### RECORDS FOR THE EXERCISE
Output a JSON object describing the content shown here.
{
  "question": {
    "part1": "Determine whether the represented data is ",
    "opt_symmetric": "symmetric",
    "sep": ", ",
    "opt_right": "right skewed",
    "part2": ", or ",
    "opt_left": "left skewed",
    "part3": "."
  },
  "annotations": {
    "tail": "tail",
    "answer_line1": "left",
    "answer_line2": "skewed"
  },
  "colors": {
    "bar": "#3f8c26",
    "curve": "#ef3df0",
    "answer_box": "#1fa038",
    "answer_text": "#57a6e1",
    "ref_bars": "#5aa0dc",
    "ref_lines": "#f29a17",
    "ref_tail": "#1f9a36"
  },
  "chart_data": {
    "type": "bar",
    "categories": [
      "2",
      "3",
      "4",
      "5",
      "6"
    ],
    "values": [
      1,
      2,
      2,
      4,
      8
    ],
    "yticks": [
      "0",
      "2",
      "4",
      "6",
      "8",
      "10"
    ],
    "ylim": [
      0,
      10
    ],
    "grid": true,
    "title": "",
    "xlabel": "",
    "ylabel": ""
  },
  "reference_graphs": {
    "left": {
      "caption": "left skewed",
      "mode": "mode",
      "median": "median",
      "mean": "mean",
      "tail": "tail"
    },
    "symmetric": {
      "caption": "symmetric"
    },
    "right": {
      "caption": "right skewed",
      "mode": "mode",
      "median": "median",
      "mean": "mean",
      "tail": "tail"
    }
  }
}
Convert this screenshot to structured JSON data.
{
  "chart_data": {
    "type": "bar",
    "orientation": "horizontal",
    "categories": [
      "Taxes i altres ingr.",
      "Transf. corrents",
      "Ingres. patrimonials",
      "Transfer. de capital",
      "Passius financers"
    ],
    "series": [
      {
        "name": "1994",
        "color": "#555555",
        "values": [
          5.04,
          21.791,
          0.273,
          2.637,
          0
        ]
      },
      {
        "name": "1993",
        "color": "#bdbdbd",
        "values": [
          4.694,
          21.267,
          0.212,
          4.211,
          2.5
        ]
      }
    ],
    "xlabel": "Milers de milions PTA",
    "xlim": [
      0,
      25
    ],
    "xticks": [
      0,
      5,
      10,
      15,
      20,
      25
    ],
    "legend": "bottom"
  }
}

### SET EXERCISE
Reproduce the listing in full. Keep it exactly as written.

### TASK OUTPUT
Output a JSON object describing the content shown here.
{
  "question": {
    "part1": "Determine whether the represented data is ",
    "opt_symmetric": "symmetric",
    "sep": ", ",
    "opt_right": "right skewed",
    "part2": ", or ",
    "opt_left": "left skewed",
    "part3": "."
  },
  "annotations": {
    "tail": "tail",
    "answer_line1": "left",
    "answer_line2": "skewed"
  },
  "colors": {
    "bar": "#3f8c26",
    "curve": "#ef3df0",
    "answer_box": "#1fa038",
    "answer_text": "#57a6e1",
    "ref_bars": "#5aa0dc",
    "ref_lines": "#f29a17",
    "ref_tail": "#1f9a36"
  },
  "chart_data": {
    "type": "bar",
    "categories": [
      "2",
      "3",
      "4",
      "5",
      "6"
    ],
    "values": [
      1,
      2,
      2,
      4,
      8
    ],
    "yticks": [
      "0",
      "2",
      "4",
      "6",
      "8",
      "10"
    ],
    "ylim": [
      0,
      10
    ],
    "grid": true,
    "title": "",
    "xlabel": "",
    "ylabel": ""
  },
  "reference_graphs": {
    "left": {
      "caption": "left skewed",
      "mode": "mode",
      "median": "median",
      "mean": "mean",
      "tail": "tail"
    },
    "symmetric": {
      "caption": "symmetric"
    },
    "right": {
      "caption": "right skewed",
      "mode": "mode",
      "median": "median",
      "mean": "mean",
      "tail": "tail"
    }
  }
}
Convert this screenshot to structured JSON data.
{
  "chart_data": {
    "type": "bar",
    "orientation": "horizontal",
    "categories": [
      "Taxes i altres ingr.",
      "Transf. corrents",
      "Ingres. patrimonials",
      "Transfer. de capital",
      "Passius financers"
    ],
    "series": [
      {
        "name": "1994",
        "color": "#555555",
        "values": [
          5.04,
          21.791,
          0.273,
          2.637,
          0
        ]
      },
      {
        "name": "1993",
        "color": "#bdbdbd",
        "values": [
          4.694,
          21.267,
          0.212,
          4.211,
          2.5
        ]
      }
    ],
    "xlabel": "Milers de milions PTA",
    "xlim": [
      0,
      25
    ],
    "xticks": [
      0,
      5,
      10,
      15,
      20,
      25
    ],
    "legend": "bottom"
  }
}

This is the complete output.